■ TASK BRIEF ■
Return every line of the data below that includes the string "this".

— Begin —

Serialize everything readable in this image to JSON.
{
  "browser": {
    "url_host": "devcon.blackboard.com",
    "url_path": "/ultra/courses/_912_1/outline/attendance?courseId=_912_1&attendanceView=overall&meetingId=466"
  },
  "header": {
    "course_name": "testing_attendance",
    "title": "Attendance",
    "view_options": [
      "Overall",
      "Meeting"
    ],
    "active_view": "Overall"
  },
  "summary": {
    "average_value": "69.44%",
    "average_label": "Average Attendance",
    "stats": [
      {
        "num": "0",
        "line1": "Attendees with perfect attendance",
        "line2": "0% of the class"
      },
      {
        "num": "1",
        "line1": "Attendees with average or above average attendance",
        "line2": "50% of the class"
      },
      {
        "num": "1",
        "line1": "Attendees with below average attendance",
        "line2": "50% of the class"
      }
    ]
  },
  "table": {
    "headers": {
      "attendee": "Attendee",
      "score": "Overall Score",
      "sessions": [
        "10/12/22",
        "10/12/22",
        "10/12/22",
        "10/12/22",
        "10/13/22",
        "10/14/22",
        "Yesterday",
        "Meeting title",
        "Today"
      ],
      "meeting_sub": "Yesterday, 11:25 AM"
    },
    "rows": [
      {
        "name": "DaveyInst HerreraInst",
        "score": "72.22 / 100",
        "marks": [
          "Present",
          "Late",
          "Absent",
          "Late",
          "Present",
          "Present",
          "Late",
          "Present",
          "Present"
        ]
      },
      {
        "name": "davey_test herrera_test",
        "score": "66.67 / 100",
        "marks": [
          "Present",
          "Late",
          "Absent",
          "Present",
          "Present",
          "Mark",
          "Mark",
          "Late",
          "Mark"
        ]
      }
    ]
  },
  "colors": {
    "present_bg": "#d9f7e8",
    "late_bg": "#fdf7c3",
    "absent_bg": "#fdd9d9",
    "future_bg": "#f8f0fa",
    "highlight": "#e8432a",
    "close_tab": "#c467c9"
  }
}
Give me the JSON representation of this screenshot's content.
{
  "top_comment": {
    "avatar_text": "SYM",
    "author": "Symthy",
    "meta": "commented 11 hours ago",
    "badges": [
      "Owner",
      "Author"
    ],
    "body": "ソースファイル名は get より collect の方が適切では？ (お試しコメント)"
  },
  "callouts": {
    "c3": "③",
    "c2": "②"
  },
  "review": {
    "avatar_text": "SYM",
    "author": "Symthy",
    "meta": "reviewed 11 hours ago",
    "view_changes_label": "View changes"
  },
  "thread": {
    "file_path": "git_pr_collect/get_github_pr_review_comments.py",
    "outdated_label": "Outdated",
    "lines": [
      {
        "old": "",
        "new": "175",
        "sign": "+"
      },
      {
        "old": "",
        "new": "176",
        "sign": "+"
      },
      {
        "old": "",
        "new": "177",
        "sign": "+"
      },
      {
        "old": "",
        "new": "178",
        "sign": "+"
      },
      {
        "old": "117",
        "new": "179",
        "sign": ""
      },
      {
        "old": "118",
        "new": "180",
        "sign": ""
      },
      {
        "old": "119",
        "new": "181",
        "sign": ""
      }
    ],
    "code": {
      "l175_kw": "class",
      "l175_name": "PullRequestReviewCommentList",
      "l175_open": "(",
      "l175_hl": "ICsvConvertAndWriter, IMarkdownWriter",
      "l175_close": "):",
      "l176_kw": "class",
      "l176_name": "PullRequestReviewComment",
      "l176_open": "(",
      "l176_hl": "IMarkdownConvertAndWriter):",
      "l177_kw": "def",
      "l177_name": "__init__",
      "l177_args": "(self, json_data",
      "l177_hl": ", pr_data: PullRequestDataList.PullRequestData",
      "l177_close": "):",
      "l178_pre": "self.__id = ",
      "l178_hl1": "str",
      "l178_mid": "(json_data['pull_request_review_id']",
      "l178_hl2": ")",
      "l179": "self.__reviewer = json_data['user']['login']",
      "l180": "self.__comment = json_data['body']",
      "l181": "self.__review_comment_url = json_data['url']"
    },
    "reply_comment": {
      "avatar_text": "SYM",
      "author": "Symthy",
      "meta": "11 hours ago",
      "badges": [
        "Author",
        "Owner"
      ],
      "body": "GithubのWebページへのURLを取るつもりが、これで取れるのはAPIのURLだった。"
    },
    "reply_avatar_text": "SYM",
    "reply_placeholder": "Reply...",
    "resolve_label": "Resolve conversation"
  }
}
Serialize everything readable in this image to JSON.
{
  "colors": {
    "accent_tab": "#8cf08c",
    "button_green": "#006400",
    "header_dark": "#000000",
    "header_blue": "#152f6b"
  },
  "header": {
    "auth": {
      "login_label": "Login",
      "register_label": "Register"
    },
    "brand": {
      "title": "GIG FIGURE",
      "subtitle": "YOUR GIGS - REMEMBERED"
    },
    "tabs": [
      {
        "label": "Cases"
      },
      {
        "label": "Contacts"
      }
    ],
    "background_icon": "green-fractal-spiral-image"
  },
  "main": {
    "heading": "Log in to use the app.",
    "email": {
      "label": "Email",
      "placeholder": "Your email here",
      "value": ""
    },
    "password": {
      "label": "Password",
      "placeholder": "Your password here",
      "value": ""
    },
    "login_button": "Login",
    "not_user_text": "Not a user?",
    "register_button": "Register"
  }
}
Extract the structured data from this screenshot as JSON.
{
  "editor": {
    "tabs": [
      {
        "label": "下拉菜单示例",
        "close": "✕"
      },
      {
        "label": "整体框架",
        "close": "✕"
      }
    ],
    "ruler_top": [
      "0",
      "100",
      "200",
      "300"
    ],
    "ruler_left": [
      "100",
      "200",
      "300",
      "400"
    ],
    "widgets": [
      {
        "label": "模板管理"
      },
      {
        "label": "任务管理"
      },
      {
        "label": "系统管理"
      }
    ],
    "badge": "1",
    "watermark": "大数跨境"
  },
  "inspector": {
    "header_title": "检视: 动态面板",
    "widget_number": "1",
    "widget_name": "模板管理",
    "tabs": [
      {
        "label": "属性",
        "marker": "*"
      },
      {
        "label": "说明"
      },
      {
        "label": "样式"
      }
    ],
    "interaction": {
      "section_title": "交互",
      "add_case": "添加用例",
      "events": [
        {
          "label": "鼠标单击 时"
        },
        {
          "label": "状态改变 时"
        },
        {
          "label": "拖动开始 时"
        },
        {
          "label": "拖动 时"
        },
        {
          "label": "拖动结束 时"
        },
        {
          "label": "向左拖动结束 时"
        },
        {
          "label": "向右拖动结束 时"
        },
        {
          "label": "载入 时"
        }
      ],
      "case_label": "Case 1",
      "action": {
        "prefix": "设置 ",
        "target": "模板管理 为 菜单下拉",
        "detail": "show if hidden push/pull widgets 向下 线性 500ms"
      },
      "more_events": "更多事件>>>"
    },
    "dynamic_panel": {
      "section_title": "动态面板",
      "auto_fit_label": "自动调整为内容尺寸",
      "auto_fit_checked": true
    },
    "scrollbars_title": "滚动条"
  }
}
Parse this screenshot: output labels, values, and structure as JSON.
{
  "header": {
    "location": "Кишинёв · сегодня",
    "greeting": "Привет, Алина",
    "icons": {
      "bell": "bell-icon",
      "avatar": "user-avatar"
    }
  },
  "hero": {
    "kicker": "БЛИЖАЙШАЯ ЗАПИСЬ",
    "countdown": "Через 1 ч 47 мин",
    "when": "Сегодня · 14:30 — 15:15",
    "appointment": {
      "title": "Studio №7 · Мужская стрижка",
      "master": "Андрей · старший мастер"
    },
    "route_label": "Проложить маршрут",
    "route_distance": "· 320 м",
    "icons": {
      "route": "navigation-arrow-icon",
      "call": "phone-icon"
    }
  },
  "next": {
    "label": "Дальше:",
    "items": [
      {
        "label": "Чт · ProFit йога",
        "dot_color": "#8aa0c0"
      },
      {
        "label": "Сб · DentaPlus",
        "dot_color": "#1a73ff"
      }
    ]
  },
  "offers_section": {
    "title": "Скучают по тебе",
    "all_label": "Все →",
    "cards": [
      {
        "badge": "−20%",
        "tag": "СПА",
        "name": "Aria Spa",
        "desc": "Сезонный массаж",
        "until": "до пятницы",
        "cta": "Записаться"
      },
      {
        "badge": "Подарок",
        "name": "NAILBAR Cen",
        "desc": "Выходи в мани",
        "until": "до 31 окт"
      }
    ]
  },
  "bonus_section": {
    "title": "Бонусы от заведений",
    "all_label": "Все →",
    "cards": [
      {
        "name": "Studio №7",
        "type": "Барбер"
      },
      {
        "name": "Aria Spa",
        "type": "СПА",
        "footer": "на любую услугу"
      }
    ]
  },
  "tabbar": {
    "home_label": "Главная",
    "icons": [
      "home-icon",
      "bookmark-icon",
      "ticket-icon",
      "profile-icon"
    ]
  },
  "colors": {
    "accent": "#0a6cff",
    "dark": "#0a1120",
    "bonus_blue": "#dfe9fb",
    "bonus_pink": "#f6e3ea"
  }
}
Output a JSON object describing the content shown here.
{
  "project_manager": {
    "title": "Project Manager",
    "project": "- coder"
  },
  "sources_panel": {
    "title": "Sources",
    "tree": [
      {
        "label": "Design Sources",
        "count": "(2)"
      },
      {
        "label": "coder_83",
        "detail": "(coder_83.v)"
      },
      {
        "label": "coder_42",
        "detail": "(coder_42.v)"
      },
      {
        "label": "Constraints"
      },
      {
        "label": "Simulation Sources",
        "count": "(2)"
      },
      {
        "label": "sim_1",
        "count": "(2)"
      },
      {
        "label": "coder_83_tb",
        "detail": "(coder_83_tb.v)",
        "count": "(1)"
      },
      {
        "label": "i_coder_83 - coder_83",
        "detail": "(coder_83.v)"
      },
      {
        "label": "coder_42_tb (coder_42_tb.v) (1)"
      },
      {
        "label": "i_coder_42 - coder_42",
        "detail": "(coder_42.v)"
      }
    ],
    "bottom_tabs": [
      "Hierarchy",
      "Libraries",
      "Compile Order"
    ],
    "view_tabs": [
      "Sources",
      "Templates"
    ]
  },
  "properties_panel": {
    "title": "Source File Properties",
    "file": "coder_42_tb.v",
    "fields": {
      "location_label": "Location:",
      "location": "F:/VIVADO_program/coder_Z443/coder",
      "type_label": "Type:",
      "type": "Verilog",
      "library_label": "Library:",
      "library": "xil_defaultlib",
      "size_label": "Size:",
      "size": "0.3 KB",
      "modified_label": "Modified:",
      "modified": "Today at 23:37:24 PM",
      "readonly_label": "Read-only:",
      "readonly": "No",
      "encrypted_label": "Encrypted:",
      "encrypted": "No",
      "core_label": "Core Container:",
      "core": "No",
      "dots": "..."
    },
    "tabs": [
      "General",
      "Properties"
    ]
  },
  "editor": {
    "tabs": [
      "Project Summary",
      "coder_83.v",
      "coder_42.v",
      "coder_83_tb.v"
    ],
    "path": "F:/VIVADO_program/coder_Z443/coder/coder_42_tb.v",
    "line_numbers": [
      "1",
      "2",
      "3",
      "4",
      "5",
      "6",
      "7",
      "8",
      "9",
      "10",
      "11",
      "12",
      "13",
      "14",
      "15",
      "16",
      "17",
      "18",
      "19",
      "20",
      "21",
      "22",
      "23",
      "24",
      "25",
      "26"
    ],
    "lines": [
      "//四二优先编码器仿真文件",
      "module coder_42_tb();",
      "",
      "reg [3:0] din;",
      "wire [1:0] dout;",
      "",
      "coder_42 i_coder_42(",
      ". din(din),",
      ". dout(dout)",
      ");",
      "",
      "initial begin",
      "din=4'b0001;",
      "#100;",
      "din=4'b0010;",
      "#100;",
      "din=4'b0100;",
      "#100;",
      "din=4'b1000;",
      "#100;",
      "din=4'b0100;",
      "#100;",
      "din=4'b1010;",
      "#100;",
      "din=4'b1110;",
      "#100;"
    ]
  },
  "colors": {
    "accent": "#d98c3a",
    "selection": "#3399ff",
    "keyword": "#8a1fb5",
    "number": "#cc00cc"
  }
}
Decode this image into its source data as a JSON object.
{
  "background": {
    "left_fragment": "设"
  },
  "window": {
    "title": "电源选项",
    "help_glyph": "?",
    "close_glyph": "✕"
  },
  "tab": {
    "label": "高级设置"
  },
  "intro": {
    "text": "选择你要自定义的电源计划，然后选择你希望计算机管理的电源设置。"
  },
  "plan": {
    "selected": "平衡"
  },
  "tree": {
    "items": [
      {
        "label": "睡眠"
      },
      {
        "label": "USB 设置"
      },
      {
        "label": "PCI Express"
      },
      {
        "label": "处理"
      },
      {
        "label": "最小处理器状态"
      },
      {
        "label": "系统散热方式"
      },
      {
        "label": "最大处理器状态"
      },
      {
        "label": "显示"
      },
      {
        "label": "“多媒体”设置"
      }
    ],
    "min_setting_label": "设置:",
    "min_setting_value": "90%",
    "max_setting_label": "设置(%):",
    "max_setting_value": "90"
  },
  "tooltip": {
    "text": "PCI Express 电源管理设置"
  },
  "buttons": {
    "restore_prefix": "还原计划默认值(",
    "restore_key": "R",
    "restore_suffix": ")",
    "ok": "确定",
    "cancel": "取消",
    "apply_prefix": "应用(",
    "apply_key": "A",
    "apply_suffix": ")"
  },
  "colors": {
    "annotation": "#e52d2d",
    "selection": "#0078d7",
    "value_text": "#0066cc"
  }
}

— End —

■ CORRECT RESULT ■
Serialize everything readable in this image to JSON.
Give me the JSON representation of this screenshot's content.
Serialize everything readable in this image to JSON.
Extract the structured data from this screenshot as JSON.
Parse this screenshot: output labels, values, and structure as JSON.
Decode this image into its source data as a JSON object.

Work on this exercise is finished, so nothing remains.